BRIEF
Check each line of the records below for the word "replies" and copy those where it appears.

Stored items from a collection
▬▬▬▬▬▬
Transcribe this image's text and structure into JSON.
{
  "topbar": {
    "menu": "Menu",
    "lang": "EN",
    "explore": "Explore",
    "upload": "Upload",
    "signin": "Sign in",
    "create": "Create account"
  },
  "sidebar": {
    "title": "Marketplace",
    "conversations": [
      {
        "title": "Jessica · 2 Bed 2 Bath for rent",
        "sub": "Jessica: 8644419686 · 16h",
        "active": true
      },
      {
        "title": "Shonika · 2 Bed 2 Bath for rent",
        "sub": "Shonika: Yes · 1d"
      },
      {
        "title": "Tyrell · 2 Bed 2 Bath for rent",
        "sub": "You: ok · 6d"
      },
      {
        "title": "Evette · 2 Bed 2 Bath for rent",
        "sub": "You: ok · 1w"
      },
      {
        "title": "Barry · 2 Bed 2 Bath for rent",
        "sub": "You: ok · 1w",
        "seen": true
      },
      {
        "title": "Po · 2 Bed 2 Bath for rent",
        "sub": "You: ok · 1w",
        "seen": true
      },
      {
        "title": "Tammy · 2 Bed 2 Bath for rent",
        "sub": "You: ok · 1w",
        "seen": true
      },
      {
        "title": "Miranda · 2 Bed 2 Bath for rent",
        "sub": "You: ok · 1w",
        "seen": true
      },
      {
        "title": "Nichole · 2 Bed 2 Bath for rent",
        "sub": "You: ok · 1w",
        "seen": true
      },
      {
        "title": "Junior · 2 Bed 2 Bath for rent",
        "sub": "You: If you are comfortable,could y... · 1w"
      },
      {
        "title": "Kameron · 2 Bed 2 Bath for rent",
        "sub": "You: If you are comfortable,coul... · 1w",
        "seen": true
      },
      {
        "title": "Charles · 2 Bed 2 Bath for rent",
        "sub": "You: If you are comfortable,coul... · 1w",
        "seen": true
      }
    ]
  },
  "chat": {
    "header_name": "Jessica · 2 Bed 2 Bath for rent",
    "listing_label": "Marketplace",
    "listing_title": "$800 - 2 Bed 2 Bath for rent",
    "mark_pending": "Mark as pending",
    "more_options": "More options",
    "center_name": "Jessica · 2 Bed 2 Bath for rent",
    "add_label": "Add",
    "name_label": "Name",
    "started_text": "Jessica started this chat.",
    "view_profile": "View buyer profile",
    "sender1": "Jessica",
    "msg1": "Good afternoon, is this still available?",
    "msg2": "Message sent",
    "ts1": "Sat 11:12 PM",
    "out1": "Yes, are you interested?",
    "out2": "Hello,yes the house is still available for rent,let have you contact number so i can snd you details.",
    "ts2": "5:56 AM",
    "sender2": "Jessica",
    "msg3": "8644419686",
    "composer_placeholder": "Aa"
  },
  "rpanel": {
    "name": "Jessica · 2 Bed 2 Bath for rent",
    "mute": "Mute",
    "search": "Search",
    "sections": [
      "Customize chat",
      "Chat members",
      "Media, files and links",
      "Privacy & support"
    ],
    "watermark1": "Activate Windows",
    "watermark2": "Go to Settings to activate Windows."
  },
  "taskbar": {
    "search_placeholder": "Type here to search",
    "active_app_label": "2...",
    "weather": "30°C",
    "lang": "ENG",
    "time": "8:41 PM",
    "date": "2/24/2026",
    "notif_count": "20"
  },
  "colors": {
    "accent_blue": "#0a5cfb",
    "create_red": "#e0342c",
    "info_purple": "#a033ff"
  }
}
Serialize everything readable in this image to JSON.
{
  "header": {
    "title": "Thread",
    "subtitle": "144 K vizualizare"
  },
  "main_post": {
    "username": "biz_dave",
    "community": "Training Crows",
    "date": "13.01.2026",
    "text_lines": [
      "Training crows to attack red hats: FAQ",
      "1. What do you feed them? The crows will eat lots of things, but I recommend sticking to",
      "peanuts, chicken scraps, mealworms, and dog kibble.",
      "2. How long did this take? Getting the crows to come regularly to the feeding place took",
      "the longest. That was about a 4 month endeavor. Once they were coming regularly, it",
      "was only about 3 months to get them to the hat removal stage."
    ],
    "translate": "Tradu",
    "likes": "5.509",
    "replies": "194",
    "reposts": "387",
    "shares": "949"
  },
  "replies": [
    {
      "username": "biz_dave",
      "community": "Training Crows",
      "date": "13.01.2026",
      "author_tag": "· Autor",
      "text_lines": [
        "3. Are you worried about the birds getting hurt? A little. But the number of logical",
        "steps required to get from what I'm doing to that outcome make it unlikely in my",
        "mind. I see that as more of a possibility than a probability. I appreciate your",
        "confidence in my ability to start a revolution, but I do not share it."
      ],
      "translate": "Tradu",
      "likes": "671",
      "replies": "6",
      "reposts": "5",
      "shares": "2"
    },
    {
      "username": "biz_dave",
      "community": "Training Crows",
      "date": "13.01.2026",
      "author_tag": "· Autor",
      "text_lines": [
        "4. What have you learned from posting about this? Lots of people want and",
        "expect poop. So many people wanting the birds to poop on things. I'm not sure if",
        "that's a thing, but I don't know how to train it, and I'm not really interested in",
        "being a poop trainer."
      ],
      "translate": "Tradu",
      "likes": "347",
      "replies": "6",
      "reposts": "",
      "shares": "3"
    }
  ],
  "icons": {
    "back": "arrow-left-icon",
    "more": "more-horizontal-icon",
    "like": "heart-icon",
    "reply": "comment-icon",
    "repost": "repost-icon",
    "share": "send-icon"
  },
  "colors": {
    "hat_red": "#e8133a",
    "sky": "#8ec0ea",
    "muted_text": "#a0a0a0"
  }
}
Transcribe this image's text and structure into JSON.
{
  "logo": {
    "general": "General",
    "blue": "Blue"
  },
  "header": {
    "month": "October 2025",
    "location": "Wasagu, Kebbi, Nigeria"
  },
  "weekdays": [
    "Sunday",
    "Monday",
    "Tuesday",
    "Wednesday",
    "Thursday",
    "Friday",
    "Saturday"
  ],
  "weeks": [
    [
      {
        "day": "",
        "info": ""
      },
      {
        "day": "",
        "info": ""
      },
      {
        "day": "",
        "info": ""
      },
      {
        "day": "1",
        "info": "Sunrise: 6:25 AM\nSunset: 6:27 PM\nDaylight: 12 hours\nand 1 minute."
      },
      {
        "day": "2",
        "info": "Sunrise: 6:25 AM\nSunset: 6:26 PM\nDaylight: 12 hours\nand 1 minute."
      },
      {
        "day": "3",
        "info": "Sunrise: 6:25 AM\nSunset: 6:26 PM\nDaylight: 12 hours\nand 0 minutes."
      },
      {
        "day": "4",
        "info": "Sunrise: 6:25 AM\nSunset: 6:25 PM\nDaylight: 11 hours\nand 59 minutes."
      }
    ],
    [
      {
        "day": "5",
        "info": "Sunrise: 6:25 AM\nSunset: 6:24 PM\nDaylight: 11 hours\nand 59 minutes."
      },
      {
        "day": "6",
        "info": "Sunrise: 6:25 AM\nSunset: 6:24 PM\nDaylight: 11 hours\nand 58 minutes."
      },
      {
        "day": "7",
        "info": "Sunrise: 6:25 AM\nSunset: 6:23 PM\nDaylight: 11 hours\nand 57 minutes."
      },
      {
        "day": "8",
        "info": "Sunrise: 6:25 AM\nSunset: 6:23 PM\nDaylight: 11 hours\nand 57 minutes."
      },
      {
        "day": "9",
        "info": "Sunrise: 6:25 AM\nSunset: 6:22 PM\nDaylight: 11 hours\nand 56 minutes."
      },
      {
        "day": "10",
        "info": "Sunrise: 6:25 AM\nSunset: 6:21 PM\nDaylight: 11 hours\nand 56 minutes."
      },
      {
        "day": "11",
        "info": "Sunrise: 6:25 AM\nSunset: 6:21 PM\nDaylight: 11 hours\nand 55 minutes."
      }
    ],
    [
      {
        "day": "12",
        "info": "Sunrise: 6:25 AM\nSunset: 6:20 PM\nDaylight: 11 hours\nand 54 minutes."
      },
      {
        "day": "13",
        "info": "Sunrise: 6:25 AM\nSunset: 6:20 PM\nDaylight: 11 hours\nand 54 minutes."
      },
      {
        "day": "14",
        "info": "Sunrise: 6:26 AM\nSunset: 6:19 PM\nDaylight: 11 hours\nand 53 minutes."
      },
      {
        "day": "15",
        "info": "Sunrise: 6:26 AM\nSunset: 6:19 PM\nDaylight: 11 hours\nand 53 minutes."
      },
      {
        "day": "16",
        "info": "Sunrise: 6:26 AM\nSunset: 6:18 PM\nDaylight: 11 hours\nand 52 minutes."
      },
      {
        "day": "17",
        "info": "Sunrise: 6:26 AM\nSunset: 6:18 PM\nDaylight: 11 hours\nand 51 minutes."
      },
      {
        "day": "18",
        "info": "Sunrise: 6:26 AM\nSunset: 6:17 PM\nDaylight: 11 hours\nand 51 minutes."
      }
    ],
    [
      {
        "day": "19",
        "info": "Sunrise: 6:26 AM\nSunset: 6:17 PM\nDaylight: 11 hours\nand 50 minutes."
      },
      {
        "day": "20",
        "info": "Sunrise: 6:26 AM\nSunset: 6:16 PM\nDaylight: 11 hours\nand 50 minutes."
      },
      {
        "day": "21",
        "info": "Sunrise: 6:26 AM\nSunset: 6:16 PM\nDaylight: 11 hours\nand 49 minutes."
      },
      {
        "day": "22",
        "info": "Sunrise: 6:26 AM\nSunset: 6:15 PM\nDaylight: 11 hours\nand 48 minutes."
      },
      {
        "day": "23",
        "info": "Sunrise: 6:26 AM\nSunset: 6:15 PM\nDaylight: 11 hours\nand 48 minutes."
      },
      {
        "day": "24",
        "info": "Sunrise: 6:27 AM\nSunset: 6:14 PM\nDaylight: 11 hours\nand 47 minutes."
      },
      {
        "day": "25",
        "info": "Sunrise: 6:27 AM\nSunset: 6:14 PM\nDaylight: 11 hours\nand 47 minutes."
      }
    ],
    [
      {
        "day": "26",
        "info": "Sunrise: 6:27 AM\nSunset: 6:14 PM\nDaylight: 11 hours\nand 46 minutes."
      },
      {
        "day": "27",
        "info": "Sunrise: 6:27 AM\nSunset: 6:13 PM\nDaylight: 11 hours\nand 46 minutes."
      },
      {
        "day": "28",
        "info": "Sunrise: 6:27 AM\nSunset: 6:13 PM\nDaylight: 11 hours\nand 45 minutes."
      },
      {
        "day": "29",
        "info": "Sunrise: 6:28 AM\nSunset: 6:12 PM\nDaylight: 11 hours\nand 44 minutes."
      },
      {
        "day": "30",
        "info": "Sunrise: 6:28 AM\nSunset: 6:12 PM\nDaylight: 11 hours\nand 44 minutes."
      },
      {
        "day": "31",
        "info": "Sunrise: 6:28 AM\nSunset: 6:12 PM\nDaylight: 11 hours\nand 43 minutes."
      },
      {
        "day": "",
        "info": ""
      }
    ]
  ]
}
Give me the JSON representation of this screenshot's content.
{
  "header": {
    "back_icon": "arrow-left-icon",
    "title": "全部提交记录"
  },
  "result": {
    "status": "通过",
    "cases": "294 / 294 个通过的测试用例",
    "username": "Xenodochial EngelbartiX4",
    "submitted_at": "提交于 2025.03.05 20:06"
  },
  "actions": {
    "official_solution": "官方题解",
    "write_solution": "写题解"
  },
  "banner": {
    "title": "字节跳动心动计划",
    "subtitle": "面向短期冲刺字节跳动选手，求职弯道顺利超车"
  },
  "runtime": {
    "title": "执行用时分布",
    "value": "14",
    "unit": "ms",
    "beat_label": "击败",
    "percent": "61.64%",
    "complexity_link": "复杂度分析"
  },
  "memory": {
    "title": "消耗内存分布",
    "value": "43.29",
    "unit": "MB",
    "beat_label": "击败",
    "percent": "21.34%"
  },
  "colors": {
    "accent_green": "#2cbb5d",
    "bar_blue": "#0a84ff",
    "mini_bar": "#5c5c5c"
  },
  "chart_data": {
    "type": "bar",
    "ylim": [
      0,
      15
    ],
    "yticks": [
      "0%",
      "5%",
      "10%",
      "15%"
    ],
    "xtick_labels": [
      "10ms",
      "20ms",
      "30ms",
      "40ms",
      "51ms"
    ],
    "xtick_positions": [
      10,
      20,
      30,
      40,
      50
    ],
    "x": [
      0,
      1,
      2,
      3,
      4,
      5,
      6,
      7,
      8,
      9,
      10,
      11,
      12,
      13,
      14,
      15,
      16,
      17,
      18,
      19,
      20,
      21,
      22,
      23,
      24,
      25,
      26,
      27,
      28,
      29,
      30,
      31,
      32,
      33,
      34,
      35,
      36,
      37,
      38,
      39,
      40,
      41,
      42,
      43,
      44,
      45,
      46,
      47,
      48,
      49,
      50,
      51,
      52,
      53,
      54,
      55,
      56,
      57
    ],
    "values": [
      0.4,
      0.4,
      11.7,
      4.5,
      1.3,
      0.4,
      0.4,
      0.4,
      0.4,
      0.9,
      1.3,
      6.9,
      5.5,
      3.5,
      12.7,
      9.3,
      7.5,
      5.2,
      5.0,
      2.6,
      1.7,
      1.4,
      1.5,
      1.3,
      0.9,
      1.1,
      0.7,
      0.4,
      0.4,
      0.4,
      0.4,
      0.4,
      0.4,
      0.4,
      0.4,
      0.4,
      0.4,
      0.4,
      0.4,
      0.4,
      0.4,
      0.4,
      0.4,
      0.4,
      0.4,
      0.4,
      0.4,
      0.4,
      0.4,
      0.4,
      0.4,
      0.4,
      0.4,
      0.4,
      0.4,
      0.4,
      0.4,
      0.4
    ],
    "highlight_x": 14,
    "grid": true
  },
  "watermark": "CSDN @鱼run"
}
▬▬▬▬▬▬
WRITTEN ANSWER
    "replies": "194",
  "replies": [
      "replies": "6",
      "replies": "6",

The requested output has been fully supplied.